→ **EXERCISE TEXT**
Intel’s worldwide turnover in 2007 was €27 972 million (US$ 38 834 million). The fine in this case takes account of the duration and gravity of the infringement. In accordance with the Commission's 2006 Guidelines on Fines (see IP/06/857 and MEMO/06/256 ) the fine has been calculated on the basis of the value of Intel's x86 CPU sales in the European Economic Area (EEA). The duration of the infringement established in the decision is five years and three months.

The Commission’s investigation followed complaints from AMD in 2000, 2003 and 2006 (the last having been sent to the German competition authority and subsequently examined by the European Commission). The Commission's decision follows a Statement of Objections sent in July 2007 (see MEMO/07/314 ), a Supplementary Statement of Objections sent in July 2008 (see MEMO/08/517 ) and a letter sent to Intel in December 2008 setting out additional factual elements relevant to the final decision. Intel's rights of defence have been fully respected in this case."

LINK!

HammerON said:
I would be curious as to where that 1.45 billion will go. Anyone know?
It's not really hard to find out!

"Where does the money go?

Once final judgment has been delivered in any appeals before the Court of First Instance (CFI) and the Court of Justice, the money goes into the EU’s central budget, thus reducing the contributions that Member States pay to the EU."
Posted on Reply
#2
HammerON
The Watchful Moderator
Found this article on:
http://europa.eu/rapid/pressReleasesAction.do?reference=MEMO/09/235&format=HTML&aged=0&language=EN&guiLanguage=en

And it states the money will go to:
Where does the money go?

Once final judgment has been delivered in any appeals before the Court of First Instance (CFI) and the Court of Justice, the money goes into the EU’s central budget, thus reducing the contributions that Member States pay to the EU.

→ **RECORD EXCERPTS**
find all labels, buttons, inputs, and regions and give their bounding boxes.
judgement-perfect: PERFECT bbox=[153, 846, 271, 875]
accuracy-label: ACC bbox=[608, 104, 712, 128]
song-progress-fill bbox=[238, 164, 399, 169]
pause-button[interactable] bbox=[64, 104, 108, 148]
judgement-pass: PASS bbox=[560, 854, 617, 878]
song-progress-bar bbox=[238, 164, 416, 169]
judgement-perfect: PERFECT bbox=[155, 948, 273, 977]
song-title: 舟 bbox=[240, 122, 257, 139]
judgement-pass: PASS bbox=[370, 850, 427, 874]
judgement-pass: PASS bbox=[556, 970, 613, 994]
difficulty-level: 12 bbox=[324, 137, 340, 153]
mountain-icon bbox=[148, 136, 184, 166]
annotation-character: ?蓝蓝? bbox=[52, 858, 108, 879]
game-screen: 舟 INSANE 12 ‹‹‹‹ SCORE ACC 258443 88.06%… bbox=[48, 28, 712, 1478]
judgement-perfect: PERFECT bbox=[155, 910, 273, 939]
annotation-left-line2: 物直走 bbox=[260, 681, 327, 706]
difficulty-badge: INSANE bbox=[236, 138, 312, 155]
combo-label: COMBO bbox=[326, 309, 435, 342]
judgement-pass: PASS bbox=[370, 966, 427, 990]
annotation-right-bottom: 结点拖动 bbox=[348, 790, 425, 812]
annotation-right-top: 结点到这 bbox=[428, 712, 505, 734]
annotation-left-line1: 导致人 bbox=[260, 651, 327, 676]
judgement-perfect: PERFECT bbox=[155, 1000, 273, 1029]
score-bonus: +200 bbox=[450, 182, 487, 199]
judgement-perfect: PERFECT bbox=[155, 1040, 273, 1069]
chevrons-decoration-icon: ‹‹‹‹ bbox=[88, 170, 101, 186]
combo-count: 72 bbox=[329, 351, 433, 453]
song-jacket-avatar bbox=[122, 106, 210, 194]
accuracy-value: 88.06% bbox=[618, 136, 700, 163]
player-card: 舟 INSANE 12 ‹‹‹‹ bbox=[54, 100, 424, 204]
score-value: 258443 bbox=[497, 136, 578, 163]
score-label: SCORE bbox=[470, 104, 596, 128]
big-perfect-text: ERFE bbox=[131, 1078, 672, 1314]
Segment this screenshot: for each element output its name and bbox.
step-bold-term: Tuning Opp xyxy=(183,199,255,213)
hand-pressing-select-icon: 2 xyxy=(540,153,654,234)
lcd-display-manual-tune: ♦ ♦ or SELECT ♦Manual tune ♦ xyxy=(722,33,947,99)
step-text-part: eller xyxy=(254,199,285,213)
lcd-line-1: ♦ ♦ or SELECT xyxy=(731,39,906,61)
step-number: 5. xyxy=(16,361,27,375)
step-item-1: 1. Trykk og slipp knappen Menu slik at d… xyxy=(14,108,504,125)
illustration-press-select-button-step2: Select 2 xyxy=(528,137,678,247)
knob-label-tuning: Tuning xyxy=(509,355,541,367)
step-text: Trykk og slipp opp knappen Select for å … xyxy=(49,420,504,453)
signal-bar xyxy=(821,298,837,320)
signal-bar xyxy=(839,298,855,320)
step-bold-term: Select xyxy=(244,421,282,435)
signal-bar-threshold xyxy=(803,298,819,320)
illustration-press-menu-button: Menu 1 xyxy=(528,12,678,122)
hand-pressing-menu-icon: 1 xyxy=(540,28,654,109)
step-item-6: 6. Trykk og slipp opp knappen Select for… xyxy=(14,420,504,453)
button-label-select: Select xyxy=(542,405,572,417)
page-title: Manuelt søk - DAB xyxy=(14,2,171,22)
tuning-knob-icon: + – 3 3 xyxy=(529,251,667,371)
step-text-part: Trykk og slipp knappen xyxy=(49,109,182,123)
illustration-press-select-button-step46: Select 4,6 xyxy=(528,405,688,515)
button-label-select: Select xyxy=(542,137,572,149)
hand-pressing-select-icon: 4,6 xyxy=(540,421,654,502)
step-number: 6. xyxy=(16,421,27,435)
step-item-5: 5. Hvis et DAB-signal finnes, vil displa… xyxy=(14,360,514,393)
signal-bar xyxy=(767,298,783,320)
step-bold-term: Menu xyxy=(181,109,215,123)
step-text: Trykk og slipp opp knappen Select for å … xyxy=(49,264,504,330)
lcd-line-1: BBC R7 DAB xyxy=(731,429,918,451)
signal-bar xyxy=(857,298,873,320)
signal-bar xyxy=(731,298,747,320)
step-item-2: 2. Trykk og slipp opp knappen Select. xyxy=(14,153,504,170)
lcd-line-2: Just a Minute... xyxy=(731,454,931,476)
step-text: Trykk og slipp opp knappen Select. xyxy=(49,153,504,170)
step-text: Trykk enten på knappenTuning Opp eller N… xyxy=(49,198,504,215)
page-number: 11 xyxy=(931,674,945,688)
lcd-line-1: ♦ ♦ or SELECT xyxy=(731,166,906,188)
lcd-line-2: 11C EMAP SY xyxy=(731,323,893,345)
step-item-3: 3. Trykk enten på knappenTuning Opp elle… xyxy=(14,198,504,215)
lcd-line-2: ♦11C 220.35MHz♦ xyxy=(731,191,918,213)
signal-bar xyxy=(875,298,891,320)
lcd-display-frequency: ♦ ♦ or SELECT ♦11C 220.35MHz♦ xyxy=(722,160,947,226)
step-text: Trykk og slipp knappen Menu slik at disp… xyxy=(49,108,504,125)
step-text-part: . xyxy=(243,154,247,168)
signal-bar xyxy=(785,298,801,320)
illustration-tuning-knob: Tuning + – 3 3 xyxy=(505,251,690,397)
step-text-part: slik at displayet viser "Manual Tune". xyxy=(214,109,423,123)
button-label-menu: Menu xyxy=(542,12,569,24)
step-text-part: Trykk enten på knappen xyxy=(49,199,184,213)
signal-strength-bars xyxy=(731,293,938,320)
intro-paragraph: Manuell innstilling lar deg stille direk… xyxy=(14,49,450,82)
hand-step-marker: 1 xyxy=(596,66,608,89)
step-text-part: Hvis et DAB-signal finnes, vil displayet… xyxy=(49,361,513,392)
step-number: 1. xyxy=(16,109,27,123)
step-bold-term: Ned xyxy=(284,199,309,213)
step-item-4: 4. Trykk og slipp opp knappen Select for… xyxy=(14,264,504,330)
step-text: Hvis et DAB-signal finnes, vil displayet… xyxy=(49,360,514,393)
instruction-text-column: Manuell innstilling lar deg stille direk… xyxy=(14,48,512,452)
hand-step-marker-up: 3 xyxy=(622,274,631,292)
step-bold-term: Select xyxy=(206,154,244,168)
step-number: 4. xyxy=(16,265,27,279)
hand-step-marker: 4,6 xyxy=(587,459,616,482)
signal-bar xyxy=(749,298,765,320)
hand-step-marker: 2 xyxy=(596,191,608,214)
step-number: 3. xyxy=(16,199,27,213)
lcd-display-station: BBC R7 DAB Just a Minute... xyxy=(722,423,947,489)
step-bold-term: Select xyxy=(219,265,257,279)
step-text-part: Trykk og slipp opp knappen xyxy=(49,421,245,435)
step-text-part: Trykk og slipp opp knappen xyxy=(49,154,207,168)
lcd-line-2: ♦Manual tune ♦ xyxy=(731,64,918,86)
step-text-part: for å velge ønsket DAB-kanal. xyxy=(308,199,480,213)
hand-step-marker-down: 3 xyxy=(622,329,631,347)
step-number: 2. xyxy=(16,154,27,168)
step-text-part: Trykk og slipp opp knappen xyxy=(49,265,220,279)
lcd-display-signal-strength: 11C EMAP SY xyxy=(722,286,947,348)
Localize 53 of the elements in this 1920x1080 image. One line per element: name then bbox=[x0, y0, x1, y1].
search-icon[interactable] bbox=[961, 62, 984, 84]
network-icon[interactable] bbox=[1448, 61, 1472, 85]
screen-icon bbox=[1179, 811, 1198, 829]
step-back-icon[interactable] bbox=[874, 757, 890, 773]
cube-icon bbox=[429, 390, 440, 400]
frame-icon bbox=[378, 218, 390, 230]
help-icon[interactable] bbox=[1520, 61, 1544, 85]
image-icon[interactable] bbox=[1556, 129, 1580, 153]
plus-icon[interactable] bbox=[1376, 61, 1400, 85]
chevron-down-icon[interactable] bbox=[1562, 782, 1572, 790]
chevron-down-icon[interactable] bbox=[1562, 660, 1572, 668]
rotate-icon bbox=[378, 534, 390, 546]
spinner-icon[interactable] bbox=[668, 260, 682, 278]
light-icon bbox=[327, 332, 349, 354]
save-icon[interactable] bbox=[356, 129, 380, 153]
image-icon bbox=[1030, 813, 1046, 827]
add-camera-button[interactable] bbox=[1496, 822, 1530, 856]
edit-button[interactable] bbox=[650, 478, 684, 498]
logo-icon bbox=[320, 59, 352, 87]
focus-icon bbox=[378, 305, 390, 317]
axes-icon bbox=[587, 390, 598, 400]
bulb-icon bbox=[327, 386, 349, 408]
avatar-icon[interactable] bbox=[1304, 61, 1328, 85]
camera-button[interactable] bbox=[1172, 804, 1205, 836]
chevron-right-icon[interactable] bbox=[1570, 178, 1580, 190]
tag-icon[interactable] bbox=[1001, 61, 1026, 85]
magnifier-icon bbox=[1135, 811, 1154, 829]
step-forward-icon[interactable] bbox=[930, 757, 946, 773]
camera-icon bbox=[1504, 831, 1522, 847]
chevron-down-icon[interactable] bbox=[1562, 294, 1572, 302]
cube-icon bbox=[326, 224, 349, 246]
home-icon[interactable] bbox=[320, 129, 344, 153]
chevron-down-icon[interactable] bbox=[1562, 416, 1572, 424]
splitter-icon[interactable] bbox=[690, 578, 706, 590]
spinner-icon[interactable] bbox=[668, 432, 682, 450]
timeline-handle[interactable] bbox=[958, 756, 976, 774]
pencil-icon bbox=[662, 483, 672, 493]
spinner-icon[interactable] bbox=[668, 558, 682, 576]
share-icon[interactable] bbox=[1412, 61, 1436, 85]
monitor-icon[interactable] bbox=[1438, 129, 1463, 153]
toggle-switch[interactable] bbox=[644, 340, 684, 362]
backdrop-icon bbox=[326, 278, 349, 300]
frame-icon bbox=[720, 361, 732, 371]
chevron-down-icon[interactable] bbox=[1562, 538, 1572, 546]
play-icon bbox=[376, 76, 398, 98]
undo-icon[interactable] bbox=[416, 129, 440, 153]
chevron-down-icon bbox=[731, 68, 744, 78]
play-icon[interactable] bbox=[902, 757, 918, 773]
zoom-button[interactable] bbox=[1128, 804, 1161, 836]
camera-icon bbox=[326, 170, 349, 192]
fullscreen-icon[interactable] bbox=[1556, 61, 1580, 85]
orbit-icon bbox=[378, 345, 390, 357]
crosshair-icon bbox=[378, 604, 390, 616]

→ **EXERCISE BRIEF**
According to the text about the Intel fine, how long did the infringement established in the decision last?

→ **EXERCISE SOLUTION**
Five years and three months.